§ **Do this**
Every record that follows must be duplicated exactly, with images left out.

§ **Records**
--- begin ---

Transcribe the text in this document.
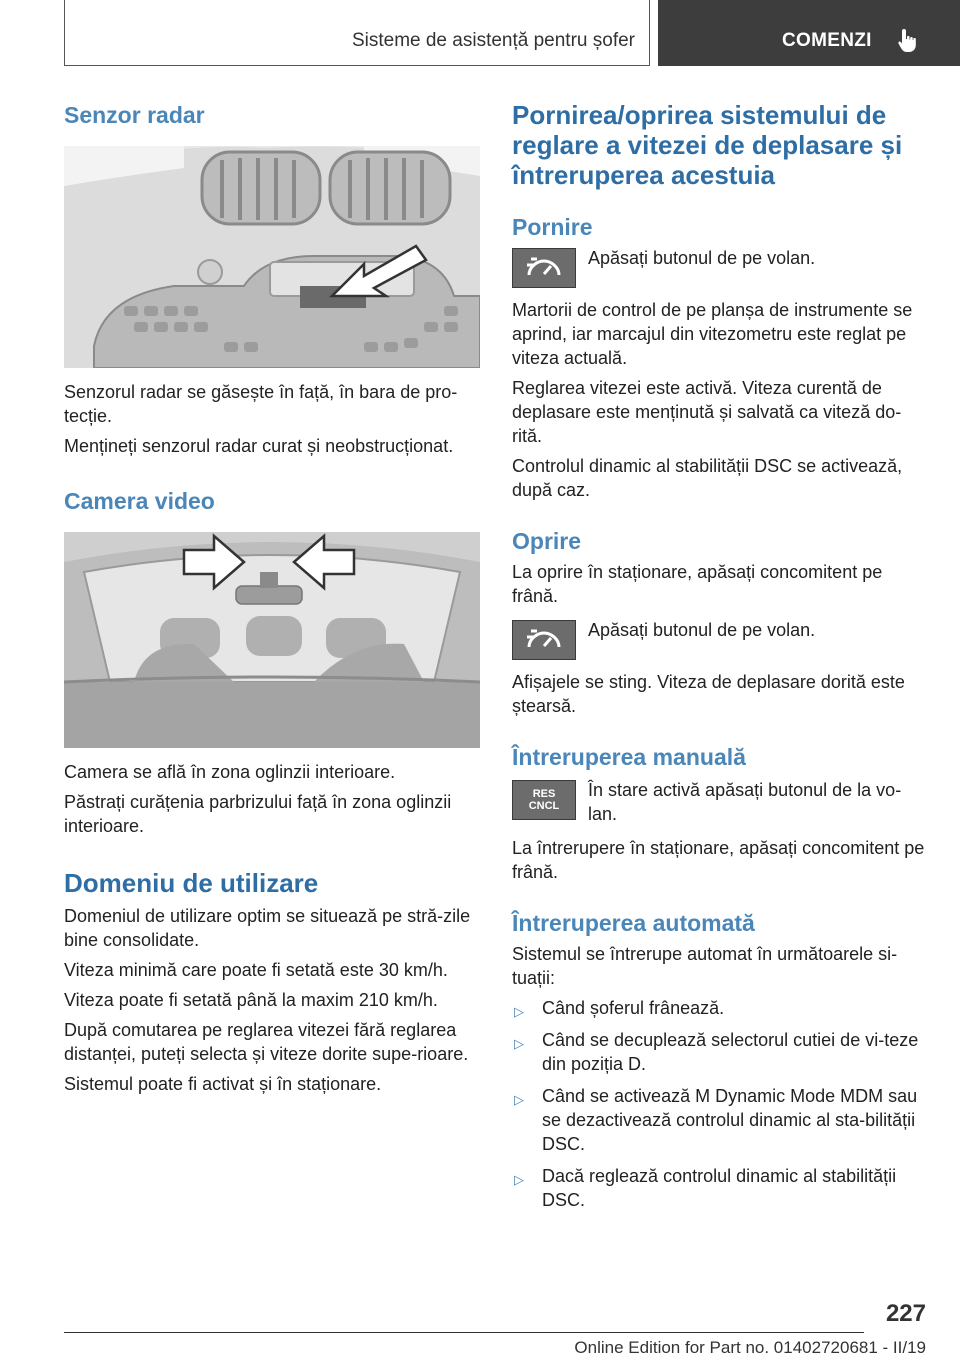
Sisteme de asistență pentru șofer	COMENZI
Senzor radar

Senzorul radar se găsește în față, în bara de pro‐tecție.

Mențineți senzorul radar curat și neobstrucționat.

Camera video

Camera se află în zona oglinzii interioare.

Păstrați curățenia parbrizului față în zona oglinzii interioare.

Domeniu de utilizare

Domeniul de utilizare optim se situează pe stră‐zile bine consolidate.

Viteza minimă care poate fi setată este 30 km/h.

Viteza poate fi setată până la maxim 210 km/h.

După comutarea pe reglarea vitezei fără reglarea distanței, puteți selecta și viteze dorite supe‐rioare.

Sistemul poate fi activat și în staționare.

Pornirea/oprirea sistemului de reglare a vitezei de deplasare și întreruperea acestuia
Pornire

Apăsați butonul de pe volan.

Martorii de control de pe planșa de instrumente se aprind, iar marcajul din vitezometru este reglat pe viteza actuală.

Reglarea vitezei este activă. Viteza curentă de deplasare este menținută și salvată ca viteză do‐rită.

Controlul dinamic al stabilității DSC se activează, după caz.

Oprire

La oprire în staționare, apăsați concomitent pe frână.

Apăsați butonul de pe volan.

Afișajele se sting. Viteza de deplasare dorită este ștearsă.

Întreruperea manuală
RES
CNCL

În stare activă apăsați butonul de la vo‐lan.

La întrerupere în staționare, apăsați concomitent pe frână.

Întreruperea automată

Sistemul se întrerupe automat în următoarele si‐tuații:

▷ Când șoferul frânează.
▷ Când se decuplează selectorul cutiei de vi‐teze din poziția D.
▷ Când se activează M Dynamic Mode MDM sau se dezactivează controlul dinamic al sta‐bilității DSC.
▷ Dacă reglează controlul dinamic al stabilității DSC.
227
Online Edition for Part no. 01402720681 - II/19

--- end ---

§ **Solved problem**
Transcribe the text in this document.
Sisteme de asistență pentru șofer	COMENZI
Senzor radar

Senzorul radar se găsește în față, în bara de pro‐tecție.

Mențineți senzorul radar curat și neobstrucționat.

Camera video

Camera se află în zona oglinzii interioare.

Păstrați curățenia parbrizului față în zona oglinzii interioare.

Domeniu de utilizare

Domeniul de utilizare optim se situează pe stră‐zile bine consolidate.

Viteza minimă care poate fi setată este 30 km/h.

Viteza poate fi setată până la maxim 210 km/h.

După comutarea pe reglarea vitezei fără reglarea distanței, puteți selecta și viteze dorite supe‐rioare.

Sistemul poate fi activat și în staționare.

Pornirea/oprirea sistemului de reglare a vitezei de deplasare și întreruperea acestuia
Pornire

Apăsați butonul de pe volan.

Martorii de control de pe planșa de instrumente se aprind, iar marcajul din vitezometru este reglat pe viteza actuală.

Reglarea vitezei este activă. Viteza curentă de deplasare este menținută și salvată ca viteză do‐rită.

Controlul dinamic al stabilității DSC se activează, după caz.

Oprire

La oprire în staționare, apăsați concomitent pe frână.

Apăsați butonul de pe volan.

Afișajele se sting. Viteza de deplasare dorită este ștearsă.

Întreruperea manuală
RES
CNCL

În stare activă apăsați butonul de la vo‐lan.

La întrerupere în staționare, apăsați concomitent pe frână.

Întreruperea automată

Sistemul se întrerupe automat în următoarele si‐tuații:

▷ Când șoferul frânează.
▷ Când se decuplează selectorul cutiei de vi‐teze din poziția D.
▷ Când se activează M Dynamic Mode MDM sau se dezactivează controlul dinamic al sta‐bilității DSC.
▷ Dacă reglează controlul dinamic al stabilității DSC.
227
Online Edition for Part no. 01402720681 - II/19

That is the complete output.